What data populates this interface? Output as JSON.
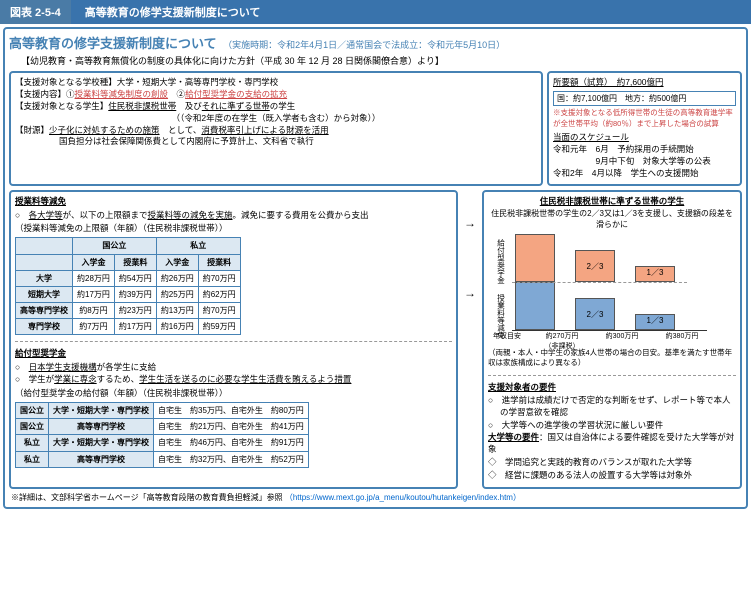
{
  "header": {
    "num": "図表 2-5-4",
    "title": "高等教育の修学支援新制度について"
  },
  "top": {
    "title": "高等教育の修学支援新制度について",
    "sub": "（実施時期：令和2年4月1日／通常国会で法成立：令和元年5月10日）",
    "note": "【幼児教育・高等教育無償化の制度の具体化に向けた方針（平成 30 年 12 月 28 日関係閣僚合意）より】"
  },
  "b1": {
    "l1a": "【支援対象となる学校種】",
    "l1b": "大学・短期大学・高等専門学校・専門学校",
    "l2a": "【支援内容】",
    "l2b": "①",
    "l2c": "授業料等減免制度の創設",
    "l2d": "　②",
    "l2e": "給付型奨学金の支給の拡充",
    "l3a": "【支援対象となる学生】",
    "l3b": "住民税非課税世帯",
    "l3c": "　及び",
    "l3d": "それに準ずる世帯",
    "l3e": "の学生",
    "l3f": "（（令和2年度の在学生（既入学者も含む）から対象））",
    "l4a": "【財源】",
    "l4b": "少子化に対処するための施策",
    "l4c": "　として、",
    "l4d": "消費税率引上げによる財源を活用",
    "l4e": "国負担分は社会保障関係費として内閣府に予算計上、文科省で執行"
  },
  "b2": {
    "t": "所要額（試算）　約7,600億円",
    "r": "国：約7,100億円　地方：約500億円",
    "star": "※支援対象となる低所得世帯の生徒の高等教育進学率が全世帯平均（約80％）まで上昇した場合の試算",
    "st": "当面のスケジュール",
    "s1": "令和元年　6月　予約採用の手続開始",
    "s2": "　　　　　9月中下旬　対象大学等の公表",
    "s3": "令和2年　4月以降　学生への支援開始"
  },
  "left": {
    "title1": "授業料等減免",
    "i1": "○　各大学等が、以下の上限額まで授業料等の減免を実施。減免に要する費用を公費から支出",
    "tc": "（授業料等減免の上限額（年額）（住民税非課税世帯））",
    "t1": {
      "h": [
        "",
        "国公立",
        "",
        "私立",
        ""
      ],
      "h2": [
        "",
        "入学金",
        "授業料",
        "入学金",
        "授業料"
      ],
      "rows": [
        [
          "大学",
          "約28万円",
          "約54万円",
          "約26万円",
          "約70万円"
        ],
        [
          "短期大学",
          "約17万円",
          "約39万円",
          "約25万円",
          "約62万円"
        ],
        [
          "高等専門学校",
          "約8万円",
          "約23万円",
          "約13万円",
          "約70万円"
        ],
        [
          "専門学校",
          "約7万円",
          "約17万円",
          "約16万円",
          "約59万円"
        ]
      ]
    },
    "title2": "給付型奨学金",
    "i2a": "○　日本学生支援機構が各学生に支給",
    "i2b": "○　学生が学業に専念するため、学生生活を送るのに必要な学生生活費を賄えるよう措置",
    "tc2": "（給付型奨学金の給付額（年額）（住民税非課税世帯））",
    "t2": [
      [
        "国公立",
        "大学・短期大学・専門学校",
        "自宅生　約35万円、自宅外生　約80万円"
      ],
      [
        "国公立",
        "高等専門学校",
        "自宅生　約21万円、自宅外生　約41万円"
      ],
      [
        "私立",
        "大学・短期大学・専門学校",
        "自宅生　約46万円、自宅外生　約91万円"
      ],
      [
        "私立",
        "高等専門学校",
        "自宅生　約32万円、自宅外生　約52万円"
      ]
    ]
  },
  "right": {
    "ct": "住民税非課税世帯に準ずる世帯の学生",
    "cs": "住民税非課税世帯の学生の2／3又は1／3を支援し、支援額の段差を滑らかに",
    "yl1": "給付型奨学金",
    "yl2": "授業料等減免",
    "f23": "2／3",
    "f13": "1／3",
    "x": [
      "年収目安",
      "約270万円\n（非課税）",
      "約300万円",
      "約380万円"
    ],
    "cn": "（両親・本人・中学生の家族4人世帯の場合の目安。基準を満たす世帯年収は家族構成により異なる）",
    "rt": "支援対象者の要件",
    "r1": "○　進学前は成績だけで否定的な判断をせず、レポート等で本人の学習意欲を確認",
    "r2": "○　大学等への進学後の学習状況に厳しい要件",
    "rt2": "大学等の要件",
    "rt2b": "：国又は自治体による要件確認を受けた大学等が対象",
    "r3": "◇　学問追究と実践的教育のバランスが取れた大学等",
    "r4": "◇　経営に課題のある法人の設置する大学等は対象外"
  },
  "foot": {
    "t": "※詳細は、文部科学省ホームページ「高等教育段階の教育費負担軽減」参照",
    "u": "（https://www.mext.go.jp/a_menu/koutou/hutankeigen/index.htm）"
  }
}
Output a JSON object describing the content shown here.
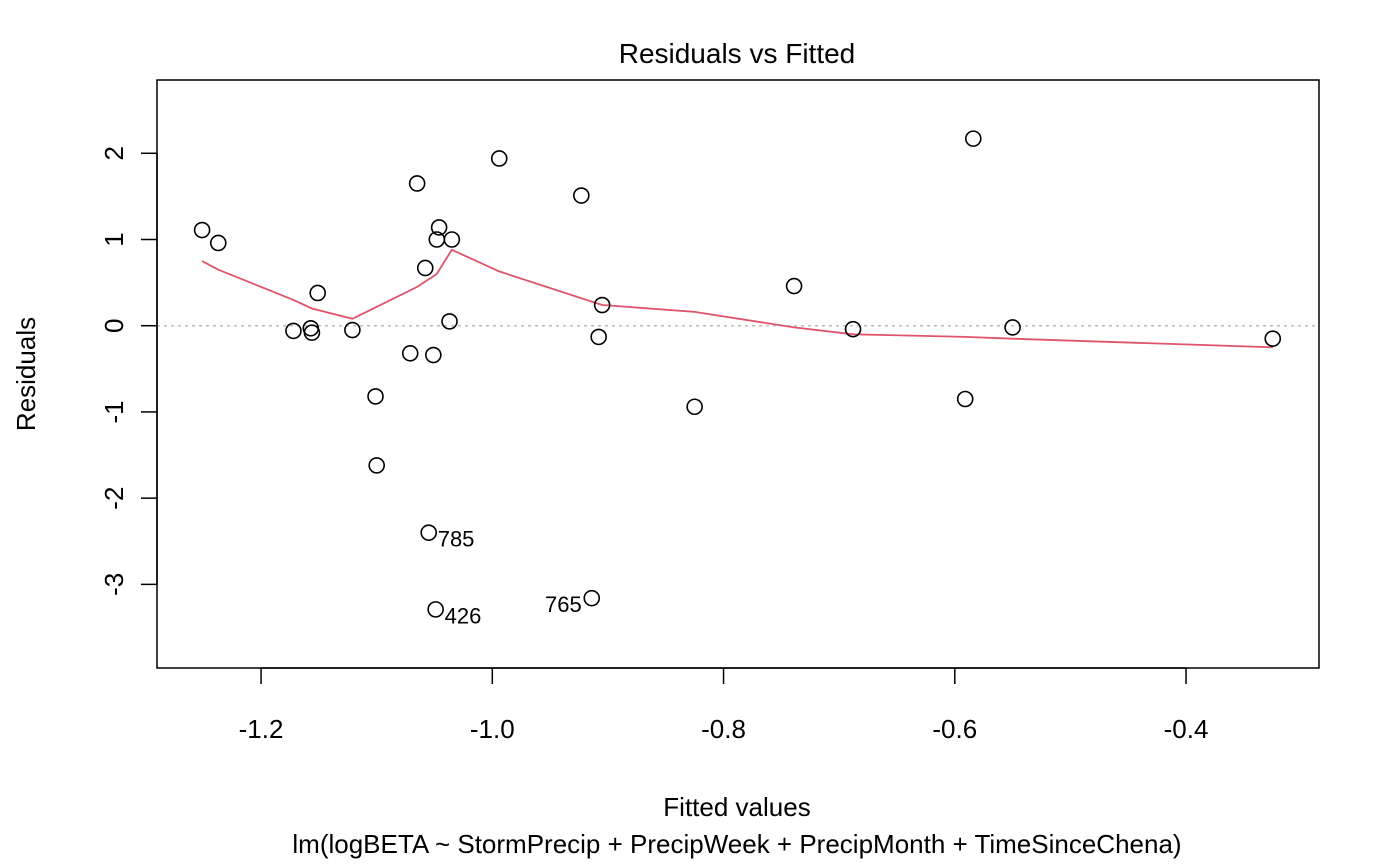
{
  "chart_data": {
    "type": "scatter",
    "title": "Residuals vs Fitted",
    "xlabel": "Fitted values",
    "subtitle": "lm(logBETA ~ StormPrecip + PrecipWeek + PrecipMonth + TimeSinceChena)",
    "ylabel": "Residuals",
    "xlim": [
      -1.29,
      -0.285
    ],
    "ylim": [
      -3.97,
      2.85
    ],
    "x_ticks": [
      -1.2,
      -1.0,
      -0.8,
      -0.6,
      -0.4
    ],
    "x_tick_labels": [
      "-1.2",
      "-1.0",
      "-0.8",
      "-0.6",
      "-0.4"
    ],
    "y_ticks": [
      -3,
      -2,
      -1,
      0,
      1,
      2
    ],
    "y_tick_labels": [
      "-3",
      "-2",
      "-1",
      "0",
      "1",
      "2"
    ],
    "points": [
      {
        "x": -1.251,
        "y": 1.11
      },
      {
        "x": -1.237,
        "y": 0.96
      },
      {
        "x": -1.172,
        "y": -0.06
      },
      {
        "x": -1.157,
        "y": -0.03
      },
      {
        "x": -1.156,
        "y": -0.08
      },
      {
        "x": -1.151,
        "y": 0.38
      },
      {
        "x": -1.121,
        "y": -0.05
      },
      {
        "x": -1.101,
        "y": -0.82
      },
      {
        "x": -1.1,
        "y": -1.62
      },
      {
        "x": -1.071,
        "y": -0.32
      },
      {
        "x": -1.065,
        "y": 1.65
      },
      {
        "x": -1.058,
        "y": 0.67
      },
      {
        "x": -1.055,
        "y": -2.4,
        "label": "785"
      },
      {
        "x": -1.051,
        "y": -0.34
      },
      {
        "x": -1.049,
        "y": -3.29,
        "label": "426"
      },
      {
        "x": -1.048,
        "y": 1.0
      },
      {
        "x": -1.046,
        "y": 1.14
      },
      {
        "x": -1.037,
        "y": 0.05
      },
      {
        "x": -1.035,
        "y": 1.0
      },
      {
        "x": -0.994,
        "y": 1.94
      },
      {
        "x": -0.923,
        "y": 1.51
      },
      {
        "x": -0.914,
        "y": -3.16,
        "label": "765"
      },
      {
        "x": -0.908,
        "y": -0.13
      },
      {
        "x": -0.905,
        "y": 0.24
      },
      {
        "x": -0.825,
        "y": -0.94
      },
      {
        "x": -0.739,
        "y": 0.46
      },
      {
        "x": -0.688,
        "y": -0.04
      },
      {
        "x": -0.591,
        "y": -0.85
      },
      {
        "x": -0.584,
        "y": 2.17
      },
      {
        "x": -0.55,
        "y": -0.02
      },
      {
        "x": -0.325,
        "y": -0.15
      }
    ],
    "smooth_line": {
      "color": "#DF536B",
      "x": [
        -1.251,
        -1.237,
        -1.172,
        -1.156,
        -1.121,
        -1.065,
        -1.048,
        -1.035,
        -0.994,
        -0.905,
        -0.825,
        -0.739,
        -0.688,
        -0.591,
        -0.55,
        -0.325
      ],
      "y": [
        0.75,
        0.65,
        0.3,
        0.2,
        0.08,
        0.45,
        0.6,
        0.88,
        0.63,
        0.24,
        0.16,
        -0.02,
        -0.1,
        -0.13,
        -0.15,
        -0.25
      ]
    },
    "reference_line": {
      "y": 0,
      "style": "dotted",
      "color": "#BEBEBE"
    },
    "grid": false,
    "legend": "none"
  }
}
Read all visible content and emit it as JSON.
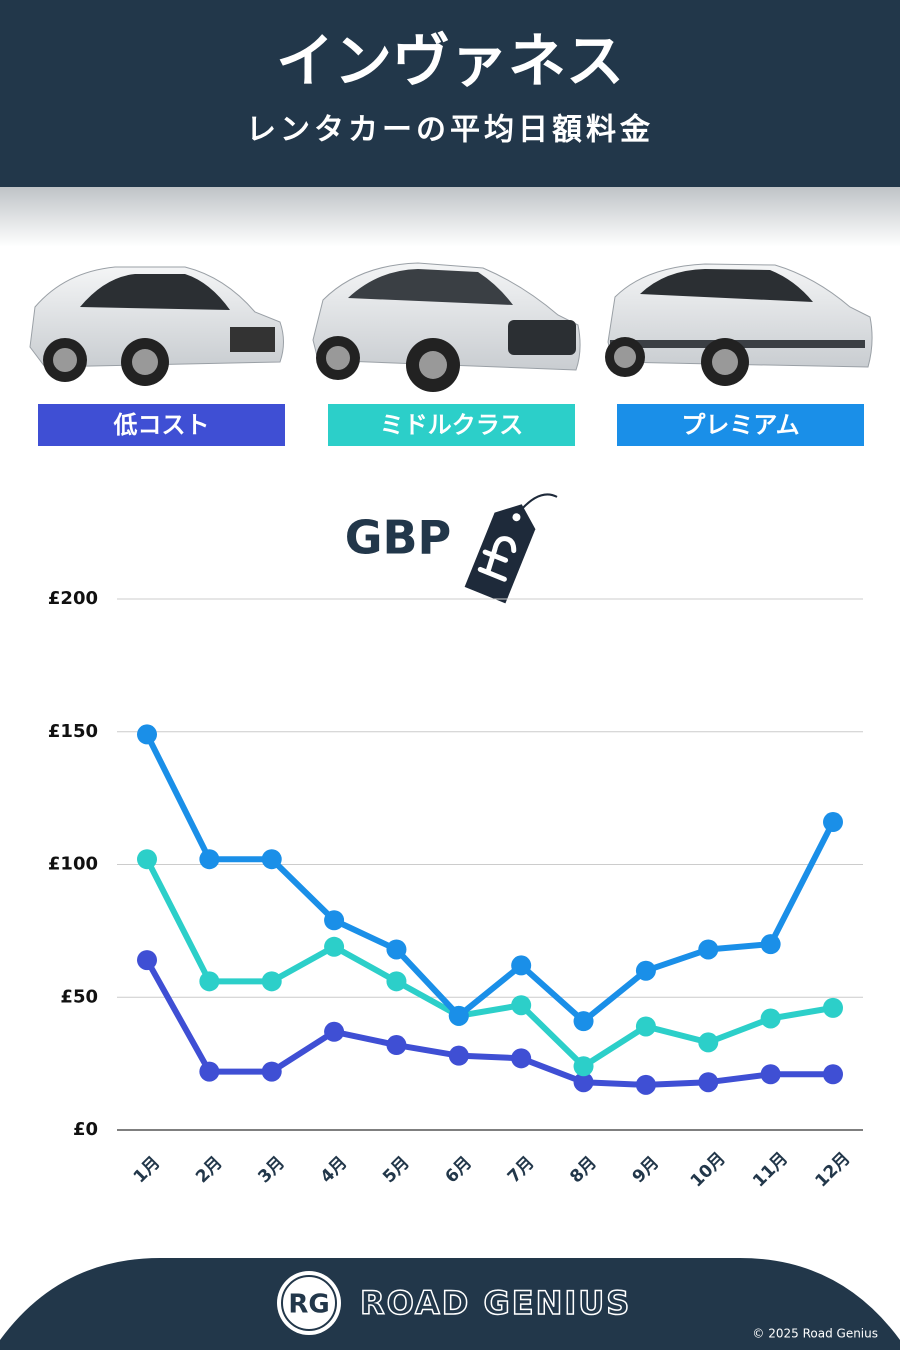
{
  "chart_data": {
    "type": "line",
    "title": "インヴァネス",
    "subtitle": "レンタカーの平均日額料金",
    "currency_label": "GBP",
    "categories": [
      "1月",
      "2月",
      "3月",
      "4月",
      "5月",
      "6月",
      "7月",
      "8月",
      "9月",
      "10月",
      "11月",
      "12月"
    ],
    "series": [
      {
        "name": "低コスト",
        "color": "#3f4fd4",
        "values": [
          64,
          22,
          22,
          37,
          32,
          28,
          27,
          18,
          17,
          18,
          21,
          21
        ]
      },
      {
        "name": "ミドルクラス",
        "color": "#2ccfc9",
        "values": [
          102,
          56,
          56,
          69,
          56,
          43,
          47,
          24,
          39,
          33,
          42,
          46
        ]
      },
      {
        "name": "プレミアム",
        "color": "#1a8fe8",
        "values": [
          149,
          102,
          102,
          79,
          68,
          43,
          62,
          41,
          60,
          68,
          70,
          116
        ]
      }
    ],
    "ylim": [
      0,
      200
    ],
    "yticks": [
      {
        "value": 0,
        "label": "£0"
      },
      {
        "value": 50,
        "label": "£50"
      },
      {
        "value": 100,
        "label": "£100"
      },
      {
        "value": 150,
        "label": "£150"
      },
      {
        "value": 200,
        "label": "£200"
      }
    ],
    "grid": true
  },
  "footer": {
    "logo": "RG",
    "brand": "ROAD GENIUS",
    "copyright": "© 2025 Road Genius"
  }
}
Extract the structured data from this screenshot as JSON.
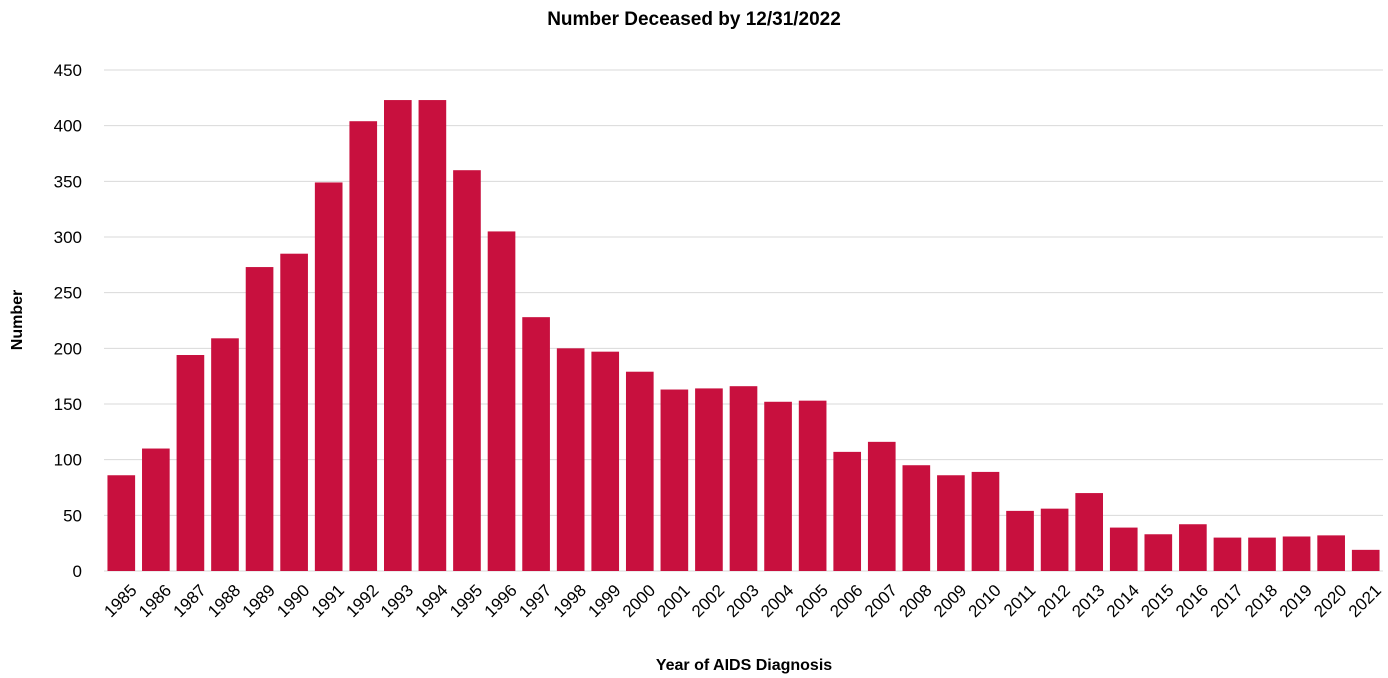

Given instruction:
Go through the records above, find every line with the word "subtitle", and list those lines.

Answer below:
    "subtitle": "lm(logBETA ~ StormPrecip + PrecipWeek + PrecipMonth + TimeSinceChena)",
    "subtitle": "レンタカーの平均日額料金",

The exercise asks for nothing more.